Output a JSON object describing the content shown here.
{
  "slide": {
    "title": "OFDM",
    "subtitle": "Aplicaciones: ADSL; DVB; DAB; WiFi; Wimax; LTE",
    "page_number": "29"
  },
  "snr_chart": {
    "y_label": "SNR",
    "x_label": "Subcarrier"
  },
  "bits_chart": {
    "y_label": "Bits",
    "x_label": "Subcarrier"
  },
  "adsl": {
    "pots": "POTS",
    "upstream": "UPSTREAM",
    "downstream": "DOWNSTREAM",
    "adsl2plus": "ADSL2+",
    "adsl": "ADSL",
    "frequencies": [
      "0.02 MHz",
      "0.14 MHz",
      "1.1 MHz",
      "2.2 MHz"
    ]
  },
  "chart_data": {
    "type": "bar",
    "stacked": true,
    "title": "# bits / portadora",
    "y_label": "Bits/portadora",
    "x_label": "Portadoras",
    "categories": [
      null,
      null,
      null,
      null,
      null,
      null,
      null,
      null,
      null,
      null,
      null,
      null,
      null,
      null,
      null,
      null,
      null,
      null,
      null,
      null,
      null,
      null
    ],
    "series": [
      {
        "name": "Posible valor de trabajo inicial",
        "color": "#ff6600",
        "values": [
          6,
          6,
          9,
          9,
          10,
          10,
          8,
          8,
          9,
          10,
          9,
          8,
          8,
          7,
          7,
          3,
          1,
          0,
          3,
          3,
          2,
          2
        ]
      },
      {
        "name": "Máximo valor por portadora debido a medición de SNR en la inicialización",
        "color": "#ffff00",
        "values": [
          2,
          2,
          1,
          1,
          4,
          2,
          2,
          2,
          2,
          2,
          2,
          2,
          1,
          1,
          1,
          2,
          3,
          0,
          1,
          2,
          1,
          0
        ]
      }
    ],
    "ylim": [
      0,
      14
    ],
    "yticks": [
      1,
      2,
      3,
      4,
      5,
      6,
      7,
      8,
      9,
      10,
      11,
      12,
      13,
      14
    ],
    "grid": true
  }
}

::::

[Goal] Recopy the entries above exactly, with every line included.

[The response]
Output a JSON object describing the content shown here.
{
  "slide": {
    "title": "OFDM",
    "subtitle": "Aplicaciones: ADSL; DVB; DAB; WiFi; Wimax; LTE",
    "page_number": "29"
  },
  "snr_chart": {
    "y_label": "SNR",
    "x_label": "Subcarrier"
  },
  "bits_chart": {
    "y_label": "Bits",
    "x_label": "Subcarrier"
  },
  "adsl": {
    "pots": "POTS",
    "upstream": "UPSTREAM",
    "downstream": "DOWNSTREAM",
    "adsl2plus": "ADSL2+",
    "adsl": "ADSL",
    "frequencies": [
      "0.02 MHz",
      "0.14 MHz",
      "1.1 MHz",
      "2.2 MHz"
    ]
  },
  "chart_data": {
    "type": "bar",
    "stacked": true,
    "title": "# bits / portadora",
    "y_label": "Bits/portadora",
    "x_label": "Portadoras",
    "categories": [
      null,
      null,
      null,
      null,
      null,
      null,
      null,
      null,
      null,
      null,
      null,
      null,
      null,
      null,
      null,
      null,
      null,
      null,
      null,
      null,
      null,
      null
    ],
    "series": [
      {
        "name": "Posible valor de trabajo inicial",
        "color": "#ff6600",
        "values": [
          6,
          6,
          9,
          9,
          10,
          10,
          8,
          8,
          9,
          10,
          9,
          8,
          8,
          7,
          7,
          3,
          1,
          0,
          3,
          3,
          2,
          2
        ]
      },
      {
        "name": "Máximo valor por portadora debido a medición de SNR en la inicialización",
        "color": "#ffff00",
        "values": [
          2,
          2,
          1,
          1,
          4,
          2,
          2,
          2,
          2,
          2,
          2,
          2,
          1,
          1,
          1,
          2,
          3,
          0,
          1,
          2,
          1,
          0
        ]
      }
    ],
    "ylim": [
      0,
      14
    ],
    "yticks": [
      1,
      2,
      3,
      4,
      5,
      6,
      7,
      8,
      9,
      10,
      11,
      12,
      13,
      14
    ],
    "grid": true
  }
}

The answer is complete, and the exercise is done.